Dataset excerpt:
▬▬▬▬▬▬▬▬▬▬

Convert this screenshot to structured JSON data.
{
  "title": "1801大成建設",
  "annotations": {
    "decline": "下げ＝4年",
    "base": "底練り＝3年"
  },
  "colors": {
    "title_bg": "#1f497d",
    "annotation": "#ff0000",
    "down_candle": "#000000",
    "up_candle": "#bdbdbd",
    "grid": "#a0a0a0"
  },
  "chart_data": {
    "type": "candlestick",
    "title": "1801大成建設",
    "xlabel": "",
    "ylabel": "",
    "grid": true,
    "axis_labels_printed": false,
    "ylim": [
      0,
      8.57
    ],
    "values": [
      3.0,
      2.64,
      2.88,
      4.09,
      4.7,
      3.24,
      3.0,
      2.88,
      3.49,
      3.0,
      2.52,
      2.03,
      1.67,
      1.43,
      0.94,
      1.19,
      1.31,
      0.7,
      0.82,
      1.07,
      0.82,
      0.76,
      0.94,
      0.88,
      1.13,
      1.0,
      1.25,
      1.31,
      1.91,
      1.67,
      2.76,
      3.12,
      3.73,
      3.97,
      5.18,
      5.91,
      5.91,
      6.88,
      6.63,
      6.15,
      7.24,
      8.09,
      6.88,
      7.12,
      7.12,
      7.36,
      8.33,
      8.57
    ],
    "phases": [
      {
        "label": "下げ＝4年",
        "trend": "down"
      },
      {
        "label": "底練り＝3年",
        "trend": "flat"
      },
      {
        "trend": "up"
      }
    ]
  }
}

▬▬▬▬▬▬▬▬▬▬

- Short problem -
The records above should be duplicated in full, exactly as given.

- Expected answer -
Convert this screenshot to structured JSON data.
{
  "title": "1801大成建設",
  "annotations": {
    "decline": "下げ＝4年",
    "base": "底練り＝3年"
  },
  "colors": {
    "title_bg": "#1f497d",
    "annotation": "#ff0000",
    "down_candle": "#000000",
    "up_candle": "#bdbdbd",
    "grid": "#a0a0a0"
  },
  "chart_data": {
    "type": "candlestick",
    "title": "1801大成建設",
    "xlabel": "",
    "ylabel": "",
    "grid": true,
    "axis_labels_printed": false,
    "ylim": [
      0,
      8.57
    ],
    "values": [
      3.0,
      2.64,
      2.88,
      4.09,
      4.7,
      3.24,
      3.0,
      2.88,
      3.49,
      3.0,
      2.52,
      2.03,
      1.67,
      1.43,
      0.94,
      1.19,
      1.31,
      0.7,
      0.82,
      1.07,
      0.82,
      0.76,
      0.94,
      0.88,
      1.13,
      1.0,
      1.25,
      1.31,
      1.91,
      1.67,
      2.76,
      3.12,
      3.73,
      3.97,
      5.18,
      5.91,
      5.91,
      6.88,
      6.63,
      6.15,
      7.24,
      8.09,
      6.88,
      7.12,
      7.12,
      7.36,
      8.33,
      8.57
    ],
    "phases": [
      {
        "label": "下げ＝4年",
        "trend": "down"
      },
      {
        "label": "底練り＝3年",
        "trend": "flat"
      },
      {
        "trend": "up"
      }
    ]
  }
}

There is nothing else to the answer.